- INFORMATION GIVEN:
----------

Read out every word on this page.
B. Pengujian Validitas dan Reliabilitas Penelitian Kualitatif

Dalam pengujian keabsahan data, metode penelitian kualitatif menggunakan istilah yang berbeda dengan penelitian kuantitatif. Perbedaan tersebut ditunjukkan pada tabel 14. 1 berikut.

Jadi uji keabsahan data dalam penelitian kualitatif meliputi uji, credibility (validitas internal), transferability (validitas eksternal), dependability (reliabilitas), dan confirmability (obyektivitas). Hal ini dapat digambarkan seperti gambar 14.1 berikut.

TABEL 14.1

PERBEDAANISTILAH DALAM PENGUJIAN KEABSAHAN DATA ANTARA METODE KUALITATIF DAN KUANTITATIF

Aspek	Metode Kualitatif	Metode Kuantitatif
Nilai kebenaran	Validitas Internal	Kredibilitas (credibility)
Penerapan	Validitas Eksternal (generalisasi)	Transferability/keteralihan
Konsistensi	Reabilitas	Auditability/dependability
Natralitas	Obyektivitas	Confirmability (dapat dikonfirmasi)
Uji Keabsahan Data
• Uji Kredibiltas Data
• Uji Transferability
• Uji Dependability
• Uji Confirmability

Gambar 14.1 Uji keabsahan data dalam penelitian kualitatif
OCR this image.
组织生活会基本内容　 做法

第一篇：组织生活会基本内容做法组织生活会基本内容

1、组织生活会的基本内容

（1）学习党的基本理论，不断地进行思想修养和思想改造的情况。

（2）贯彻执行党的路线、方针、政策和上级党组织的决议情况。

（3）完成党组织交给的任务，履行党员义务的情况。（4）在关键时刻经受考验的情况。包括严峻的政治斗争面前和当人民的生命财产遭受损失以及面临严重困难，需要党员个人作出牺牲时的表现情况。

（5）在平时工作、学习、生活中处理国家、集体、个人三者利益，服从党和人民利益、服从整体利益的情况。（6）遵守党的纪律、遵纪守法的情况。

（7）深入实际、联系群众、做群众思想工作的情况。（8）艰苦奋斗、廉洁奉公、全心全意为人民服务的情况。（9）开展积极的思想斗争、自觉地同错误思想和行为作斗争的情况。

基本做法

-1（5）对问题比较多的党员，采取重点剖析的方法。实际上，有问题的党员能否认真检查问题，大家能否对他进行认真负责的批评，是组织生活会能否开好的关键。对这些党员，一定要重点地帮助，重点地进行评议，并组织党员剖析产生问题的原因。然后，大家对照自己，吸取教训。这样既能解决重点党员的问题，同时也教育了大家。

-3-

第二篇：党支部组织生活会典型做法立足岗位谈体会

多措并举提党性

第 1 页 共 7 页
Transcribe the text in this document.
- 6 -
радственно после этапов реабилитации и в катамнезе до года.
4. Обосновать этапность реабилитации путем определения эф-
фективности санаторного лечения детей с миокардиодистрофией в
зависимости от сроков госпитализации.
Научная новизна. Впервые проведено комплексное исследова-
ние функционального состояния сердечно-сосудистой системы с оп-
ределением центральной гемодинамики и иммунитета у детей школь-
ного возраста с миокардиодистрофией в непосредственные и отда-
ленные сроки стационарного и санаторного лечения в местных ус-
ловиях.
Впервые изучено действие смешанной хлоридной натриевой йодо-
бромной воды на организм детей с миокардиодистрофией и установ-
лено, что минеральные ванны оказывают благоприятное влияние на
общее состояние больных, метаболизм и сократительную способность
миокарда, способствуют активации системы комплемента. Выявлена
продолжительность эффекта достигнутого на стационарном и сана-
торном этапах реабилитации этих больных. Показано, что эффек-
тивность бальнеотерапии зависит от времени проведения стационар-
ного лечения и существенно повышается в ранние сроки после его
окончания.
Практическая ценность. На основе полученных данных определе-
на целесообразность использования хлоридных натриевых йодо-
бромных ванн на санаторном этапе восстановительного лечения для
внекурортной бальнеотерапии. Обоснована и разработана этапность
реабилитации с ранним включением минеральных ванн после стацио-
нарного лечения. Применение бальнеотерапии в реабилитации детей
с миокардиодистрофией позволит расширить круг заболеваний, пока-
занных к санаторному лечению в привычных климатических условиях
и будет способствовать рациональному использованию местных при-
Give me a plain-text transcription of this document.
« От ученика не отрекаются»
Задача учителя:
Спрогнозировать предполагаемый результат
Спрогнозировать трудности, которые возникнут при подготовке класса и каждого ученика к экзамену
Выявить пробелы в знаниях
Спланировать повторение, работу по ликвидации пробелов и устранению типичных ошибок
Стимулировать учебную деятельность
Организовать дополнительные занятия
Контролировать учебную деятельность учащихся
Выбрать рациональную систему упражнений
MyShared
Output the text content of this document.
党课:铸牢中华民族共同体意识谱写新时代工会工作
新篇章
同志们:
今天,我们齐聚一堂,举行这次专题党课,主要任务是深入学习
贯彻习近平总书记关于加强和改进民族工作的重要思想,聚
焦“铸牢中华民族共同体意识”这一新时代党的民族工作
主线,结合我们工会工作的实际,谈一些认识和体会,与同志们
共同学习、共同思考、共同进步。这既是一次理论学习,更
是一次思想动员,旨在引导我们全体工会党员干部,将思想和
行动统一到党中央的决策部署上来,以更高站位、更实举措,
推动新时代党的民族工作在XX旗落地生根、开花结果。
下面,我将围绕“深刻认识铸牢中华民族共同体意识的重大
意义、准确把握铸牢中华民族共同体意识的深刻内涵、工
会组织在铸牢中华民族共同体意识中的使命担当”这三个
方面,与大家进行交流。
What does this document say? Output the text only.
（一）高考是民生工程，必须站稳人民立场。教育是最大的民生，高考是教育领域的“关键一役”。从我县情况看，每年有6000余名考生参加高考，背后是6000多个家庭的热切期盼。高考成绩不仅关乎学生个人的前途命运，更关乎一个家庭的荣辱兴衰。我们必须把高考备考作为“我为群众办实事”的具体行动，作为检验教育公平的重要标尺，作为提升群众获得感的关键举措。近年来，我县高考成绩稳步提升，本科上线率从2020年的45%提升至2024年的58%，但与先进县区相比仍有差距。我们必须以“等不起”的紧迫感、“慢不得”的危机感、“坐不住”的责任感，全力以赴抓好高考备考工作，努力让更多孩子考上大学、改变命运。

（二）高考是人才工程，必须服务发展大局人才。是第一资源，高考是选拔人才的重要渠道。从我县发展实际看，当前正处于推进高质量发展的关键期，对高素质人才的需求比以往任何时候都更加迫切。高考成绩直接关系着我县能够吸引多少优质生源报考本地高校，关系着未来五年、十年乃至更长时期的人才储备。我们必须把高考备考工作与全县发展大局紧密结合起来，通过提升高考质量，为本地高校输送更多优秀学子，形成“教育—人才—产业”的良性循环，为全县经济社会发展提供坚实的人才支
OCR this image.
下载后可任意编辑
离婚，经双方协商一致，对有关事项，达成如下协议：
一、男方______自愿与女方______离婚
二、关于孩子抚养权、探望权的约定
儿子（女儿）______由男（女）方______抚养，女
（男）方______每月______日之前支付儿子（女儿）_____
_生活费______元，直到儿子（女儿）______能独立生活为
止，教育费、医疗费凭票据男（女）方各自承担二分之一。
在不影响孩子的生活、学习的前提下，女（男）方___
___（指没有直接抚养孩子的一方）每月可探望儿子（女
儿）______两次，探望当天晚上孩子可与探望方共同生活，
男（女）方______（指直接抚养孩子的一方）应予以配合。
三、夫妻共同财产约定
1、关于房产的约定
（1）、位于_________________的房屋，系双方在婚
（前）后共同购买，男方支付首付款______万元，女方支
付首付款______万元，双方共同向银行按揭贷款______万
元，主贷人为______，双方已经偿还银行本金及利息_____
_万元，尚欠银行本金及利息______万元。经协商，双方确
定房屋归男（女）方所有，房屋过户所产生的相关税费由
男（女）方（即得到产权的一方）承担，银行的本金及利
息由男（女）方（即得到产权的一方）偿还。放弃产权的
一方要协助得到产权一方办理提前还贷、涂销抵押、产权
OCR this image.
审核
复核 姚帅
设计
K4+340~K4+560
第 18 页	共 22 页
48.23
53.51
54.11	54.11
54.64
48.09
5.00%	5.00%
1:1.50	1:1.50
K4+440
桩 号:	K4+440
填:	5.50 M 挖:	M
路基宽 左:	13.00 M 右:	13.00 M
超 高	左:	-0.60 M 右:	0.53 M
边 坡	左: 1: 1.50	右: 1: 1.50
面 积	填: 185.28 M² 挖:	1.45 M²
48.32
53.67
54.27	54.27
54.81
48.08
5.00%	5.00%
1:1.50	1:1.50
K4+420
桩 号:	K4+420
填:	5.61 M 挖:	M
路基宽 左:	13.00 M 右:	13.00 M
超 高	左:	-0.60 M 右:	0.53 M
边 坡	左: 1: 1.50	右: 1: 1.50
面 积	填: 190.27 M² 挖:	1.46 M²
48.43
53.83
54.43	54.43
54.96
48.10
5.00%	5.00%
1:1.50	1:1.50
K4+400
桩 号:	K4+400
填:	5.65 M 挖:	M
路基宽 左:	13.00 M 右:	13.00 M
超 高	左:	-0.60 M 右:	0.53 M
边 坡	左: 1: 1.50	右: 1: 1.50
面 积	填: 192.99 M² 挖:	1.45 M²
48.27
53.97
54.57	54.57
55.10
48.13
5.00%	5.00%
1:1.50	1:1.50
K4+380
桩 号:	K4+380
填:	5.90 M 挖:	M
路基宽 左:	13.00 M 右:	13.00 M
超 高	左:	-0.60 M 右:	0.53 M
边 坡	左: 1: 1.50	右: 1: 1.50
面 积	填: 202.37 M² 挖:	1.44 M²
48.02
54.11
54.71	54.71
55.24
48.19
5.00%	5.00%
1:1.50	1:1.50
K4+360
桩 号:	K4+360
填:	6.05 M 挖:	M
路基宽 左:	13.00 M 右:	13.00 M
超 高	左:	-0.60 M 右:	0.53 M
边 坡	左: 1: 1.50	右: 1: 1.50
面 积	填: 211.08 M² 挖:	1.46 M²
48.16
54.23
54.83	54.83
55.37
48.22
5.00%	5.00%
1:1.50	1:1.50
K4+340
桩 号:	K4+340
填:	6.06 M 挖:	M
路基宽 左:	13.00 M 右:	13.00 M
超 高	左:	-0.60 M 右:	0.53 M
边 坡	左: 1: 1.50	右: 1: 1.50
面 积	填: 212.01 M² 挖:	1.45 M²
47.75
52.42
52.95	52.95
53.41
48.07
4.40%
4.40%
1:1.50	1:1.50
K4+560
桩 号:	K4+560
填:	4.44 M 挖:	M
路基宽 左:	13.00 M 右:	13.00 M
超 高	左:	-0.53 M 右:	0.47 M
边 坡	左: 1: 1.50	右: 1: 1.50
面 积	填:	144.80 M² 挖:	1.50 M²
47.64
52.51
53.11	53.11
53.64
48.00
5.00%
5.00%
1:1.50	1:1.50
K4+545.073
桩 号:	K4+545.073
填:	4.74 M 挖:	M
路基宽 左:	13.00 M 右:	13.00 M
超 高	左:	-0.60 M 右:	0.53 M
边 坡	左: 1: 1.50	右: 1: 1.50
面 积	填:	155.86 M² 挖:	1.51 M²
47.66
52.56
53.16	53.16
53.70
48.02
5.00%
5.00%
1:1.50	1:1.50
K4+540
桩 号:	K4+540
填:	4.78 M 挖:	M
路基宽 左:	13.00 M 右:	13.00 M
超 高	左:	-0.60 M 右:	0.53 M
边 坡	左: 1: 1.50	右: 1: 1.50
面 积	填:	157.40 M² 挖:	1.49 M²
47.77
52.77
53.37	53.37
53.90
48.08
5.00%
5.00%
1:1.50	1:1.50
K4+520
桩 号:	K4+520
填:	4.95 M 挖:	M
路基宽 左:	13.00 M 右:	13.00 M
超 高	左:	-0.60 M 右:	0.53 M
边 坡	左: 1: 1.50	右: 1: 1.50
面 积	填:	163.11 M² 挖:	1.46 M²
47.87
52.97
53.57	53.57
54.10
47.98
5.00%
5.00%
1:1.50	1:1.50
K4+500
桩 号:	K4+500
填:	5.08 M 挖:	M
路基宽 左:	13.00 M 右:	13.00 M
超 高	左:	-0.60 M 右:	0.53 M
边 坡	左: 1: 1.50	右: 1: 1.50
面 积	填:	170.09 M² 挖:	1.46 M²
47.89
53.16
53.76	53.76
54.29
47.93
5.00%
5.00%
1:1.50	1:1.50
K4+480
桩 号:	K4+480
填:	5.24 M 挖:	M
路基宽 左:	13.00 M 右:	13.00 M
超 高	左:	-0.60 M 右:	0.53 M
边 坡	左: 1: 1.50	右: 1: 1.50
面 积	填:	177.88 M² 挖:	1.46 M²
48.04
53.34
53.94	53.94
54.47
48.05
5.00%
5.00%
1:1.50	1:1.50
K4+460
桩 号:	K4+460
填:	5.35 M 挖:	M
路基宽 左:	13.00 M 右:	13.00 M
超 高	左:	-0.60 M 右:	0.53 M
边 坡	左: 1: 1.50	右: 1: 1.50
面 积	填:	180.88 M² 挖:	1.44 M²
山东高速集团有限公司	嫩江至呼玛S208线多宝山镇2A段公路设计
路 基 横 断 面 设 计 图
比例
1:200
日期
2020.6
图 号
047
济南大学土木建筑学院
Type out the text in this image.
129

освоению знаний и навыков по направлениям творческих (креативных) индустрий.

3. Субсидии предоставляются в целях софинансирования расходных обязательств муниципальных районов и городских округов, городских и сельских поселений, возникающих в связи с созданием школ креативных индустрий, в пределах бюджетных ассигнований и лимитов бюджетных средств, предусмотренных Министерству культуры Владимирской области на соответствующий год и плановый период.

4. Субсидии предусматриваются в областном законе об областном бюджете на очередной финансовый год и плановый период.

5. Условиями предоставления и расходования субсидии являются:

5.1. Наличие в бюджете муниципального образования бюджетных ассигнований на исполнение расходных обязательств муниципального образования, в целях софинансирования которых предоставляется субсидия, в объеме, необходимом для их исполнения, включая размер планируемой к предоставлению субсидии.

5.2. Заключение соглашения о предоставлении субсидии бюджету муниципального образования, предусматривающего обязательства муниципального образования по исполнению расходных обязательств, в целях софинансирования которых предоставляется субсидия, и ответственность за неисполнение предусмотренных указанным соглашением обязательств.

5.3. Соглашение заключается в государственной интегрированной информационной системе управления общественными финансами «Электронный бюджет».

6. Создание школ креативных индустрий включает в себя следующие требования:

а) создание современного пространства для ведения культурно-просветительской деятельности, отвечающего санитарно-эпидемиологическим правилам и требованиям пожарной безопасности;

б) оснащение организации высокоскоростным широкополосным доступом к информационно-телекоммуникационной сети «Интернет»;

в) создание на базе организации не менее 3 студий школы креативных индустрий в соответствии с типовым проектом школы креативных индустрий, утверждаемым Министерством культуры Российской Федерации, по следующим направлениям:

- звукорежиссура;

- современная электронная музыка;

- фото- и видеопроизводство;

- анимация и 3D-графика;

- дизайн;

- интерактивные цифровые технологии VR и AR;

----------

- EXERCISE OBJECTIVE: Gather from the entries above all lines that include the string "ученика".

- EXERCISE OUTPUT:
« От ученика не отрекаются»
Спрогнозировать трудности, которые возникнут при подготовке класса и каждого ученика к экзамену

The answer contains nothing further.